-- WHAT IS BEING ASKED --
Write out the whole listing, matching it exactly.

** Start **

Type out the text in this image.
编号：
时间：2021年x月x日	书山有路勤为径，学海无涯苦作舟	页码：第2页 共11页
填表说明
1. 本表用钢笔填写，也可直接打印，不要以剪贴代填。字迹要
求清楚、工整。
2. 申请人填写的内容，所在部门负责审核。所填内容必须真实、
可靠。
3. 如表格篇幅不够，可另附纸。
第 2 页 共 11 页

** End **

-- EXERCISE RESULT --
Type out the text in this image.
编号：
时间：2021年x月x日	书山有路勤为径，学海无涯苦作舟	页码：第2页 共11页
填表说明
1. 本表用钢笔填写，也可直接打印，不要以剪贴代填。字迹要
求清楚、工整。
2. 申请人填写的内容，所在部门负责审核。所填内容必须真实、
可靠。
3. 如表格篇幅不够，可另附纸。
第 2 页 共 11 页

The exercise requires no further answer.